Dataset records on visual material

§ §

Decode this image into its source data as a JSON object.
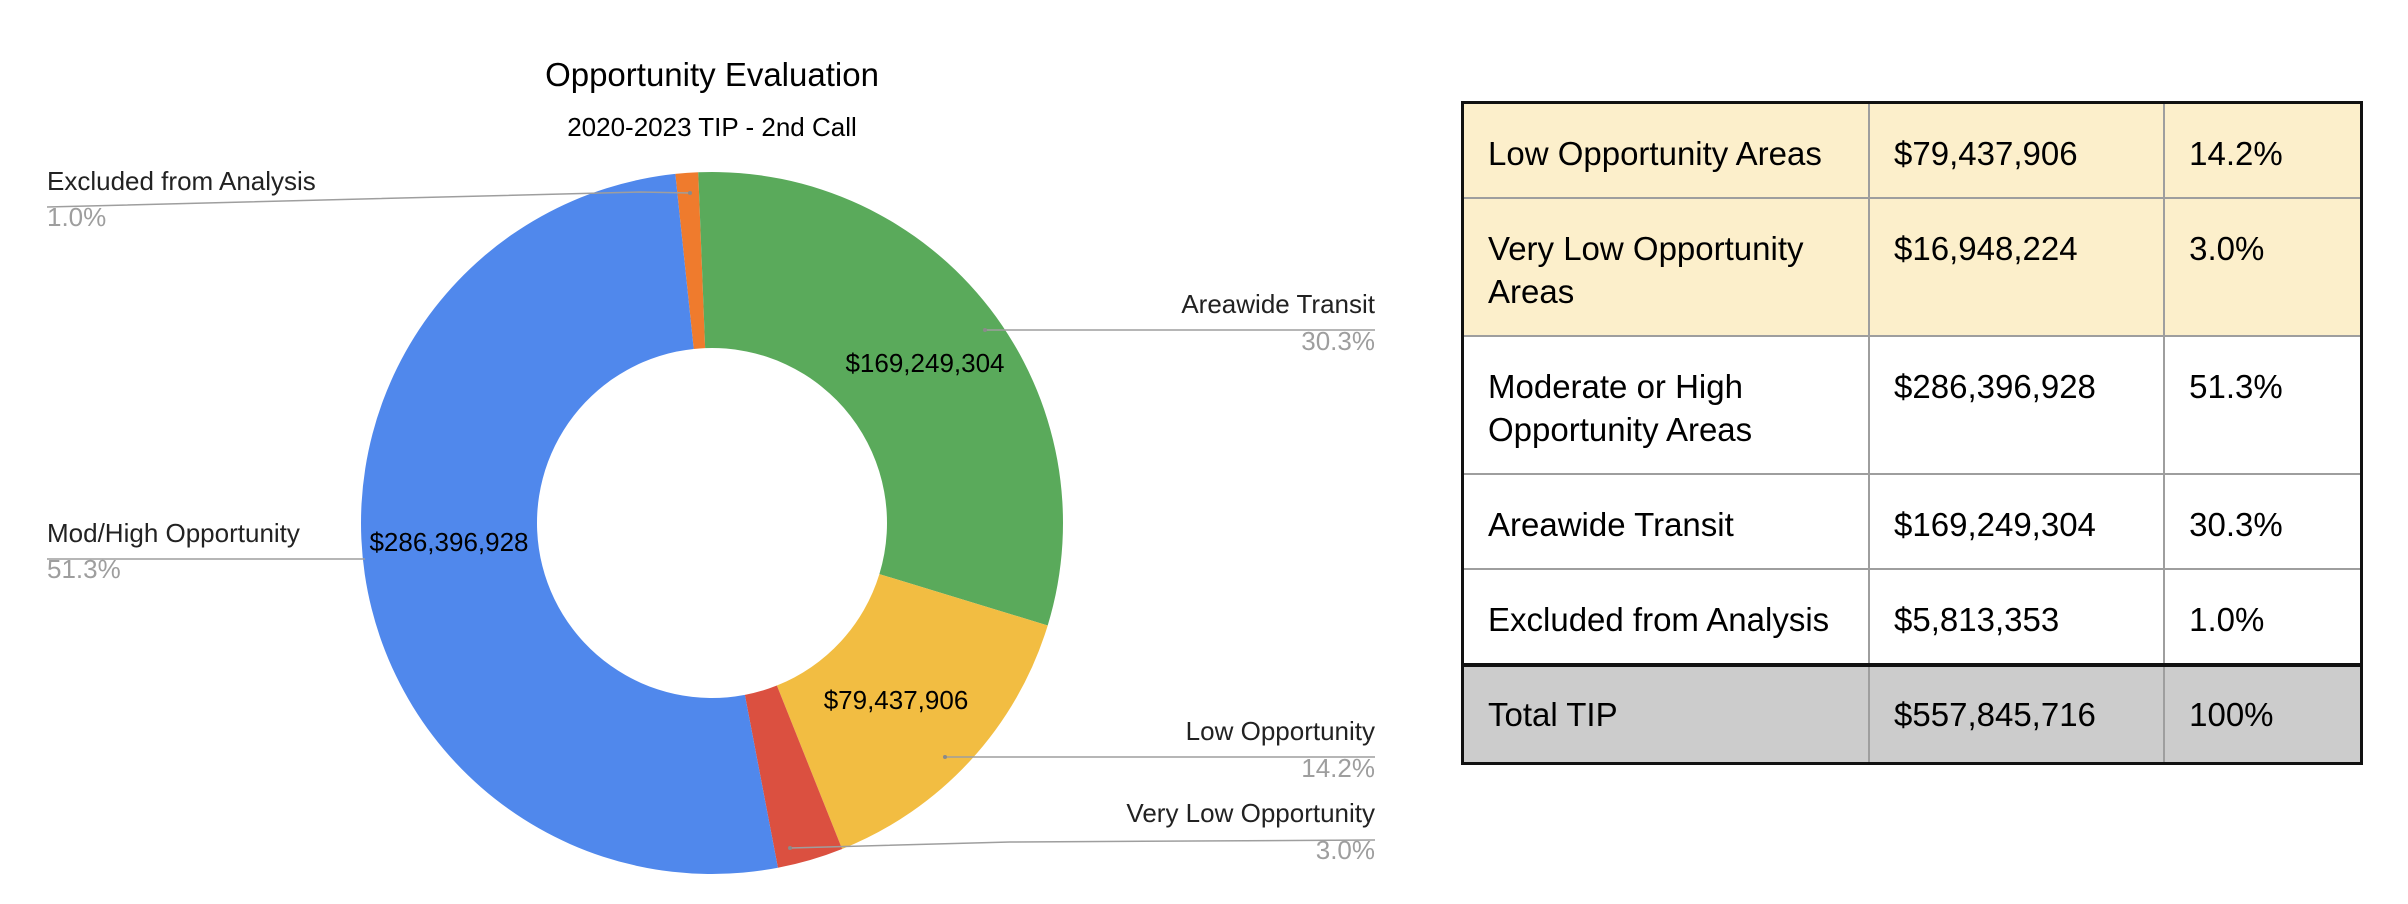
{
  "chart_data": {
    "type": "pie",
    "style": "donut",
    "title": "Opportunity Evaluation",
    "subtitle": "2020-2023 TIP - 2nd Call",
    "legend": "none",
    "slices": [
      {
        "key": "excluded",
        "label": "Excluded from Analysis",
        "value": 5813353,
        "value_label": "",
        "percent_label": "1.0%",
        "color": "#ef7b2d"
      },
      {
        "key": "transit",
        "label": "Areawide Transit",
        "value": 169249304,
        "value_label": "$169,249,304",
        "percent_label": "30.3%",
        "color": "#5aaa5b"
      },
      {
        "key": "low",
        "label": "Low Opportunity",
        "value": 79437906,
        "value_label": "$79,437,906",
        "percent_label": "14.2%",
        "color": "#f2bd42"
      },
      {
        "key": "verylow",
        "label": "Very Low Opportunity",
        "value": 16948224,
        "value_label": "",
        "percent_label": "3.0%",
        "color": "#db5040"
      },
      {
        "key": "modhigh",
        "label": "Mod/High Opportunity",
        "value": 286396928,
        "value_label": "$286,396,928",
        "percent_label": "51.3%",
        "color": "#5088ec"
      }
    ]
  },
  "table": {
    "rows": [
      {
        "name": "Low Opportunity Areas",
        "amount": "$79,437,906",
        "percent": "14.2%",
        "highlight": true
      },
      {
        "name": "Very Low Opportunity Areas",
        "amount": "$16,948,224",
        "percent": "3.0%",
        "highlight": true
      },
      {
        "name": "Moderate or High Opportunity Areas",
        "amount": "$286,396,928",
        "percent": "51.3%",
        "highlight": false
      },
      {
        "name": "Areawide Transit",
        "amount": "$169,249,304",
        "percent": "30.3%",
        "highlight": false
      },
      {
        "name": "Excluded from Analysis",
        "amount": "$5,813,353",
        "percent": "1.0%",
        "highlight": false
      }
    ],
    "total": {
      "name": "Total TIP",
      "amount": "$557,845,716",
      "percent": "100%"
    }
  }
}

§ §

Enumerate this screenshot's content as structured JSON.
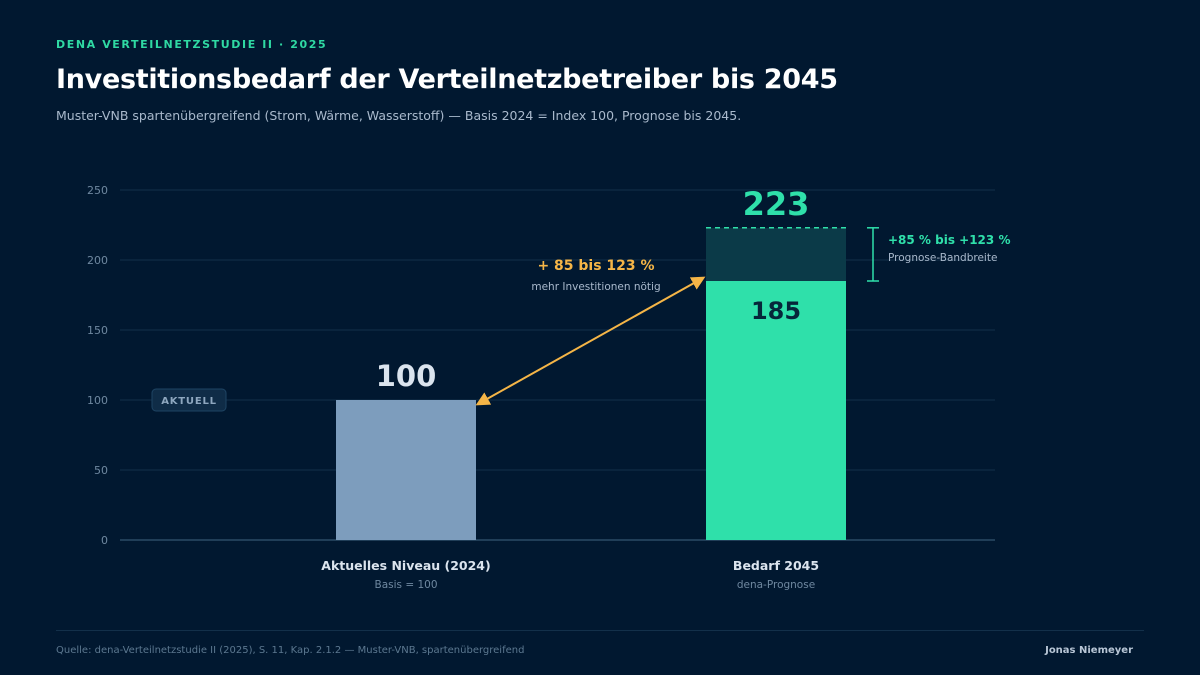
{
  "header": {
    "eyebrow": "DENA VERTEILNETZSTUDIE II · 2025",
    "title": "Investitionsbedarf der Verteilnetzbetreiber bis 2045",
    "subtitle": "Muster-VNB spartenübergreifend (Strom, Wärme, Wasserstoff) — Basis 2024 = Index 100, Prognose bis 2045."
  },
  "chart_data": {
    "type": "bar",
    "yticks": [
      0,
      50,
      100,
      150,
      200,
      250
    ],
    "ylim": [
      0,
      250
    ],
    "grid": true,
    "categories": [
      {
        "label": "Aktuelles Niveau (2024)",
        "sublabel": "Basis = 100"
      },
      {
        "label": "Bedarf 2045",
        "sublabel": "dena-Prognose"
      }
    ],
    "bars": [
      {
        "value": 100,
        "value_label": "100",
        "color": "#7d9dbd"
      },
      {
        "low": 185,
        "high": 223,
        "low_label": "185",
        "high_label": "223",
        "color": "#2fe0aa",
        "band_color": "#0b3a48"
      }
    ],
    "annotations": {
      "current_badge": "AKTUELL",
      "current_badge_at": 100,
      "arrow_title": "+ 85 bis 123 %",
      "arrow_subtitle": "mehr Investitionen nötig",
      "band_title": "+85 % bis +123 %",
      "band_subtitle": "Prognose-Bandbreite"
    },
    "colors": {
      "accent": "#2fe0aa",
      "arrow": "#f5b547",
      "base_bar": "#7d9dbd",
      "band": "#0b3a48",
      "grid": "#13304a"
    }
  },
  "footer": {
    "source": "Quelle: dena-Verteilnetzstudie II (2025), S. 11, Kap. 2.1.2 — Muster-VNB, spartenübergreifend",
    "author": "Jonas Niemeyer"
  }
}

§ §

> _Set problem_
Where a line contains the string "sublabel", extract that line.

> _Answer_
        "sublabel": "Basis = 100"
        "sublabel": "dena-Prognose"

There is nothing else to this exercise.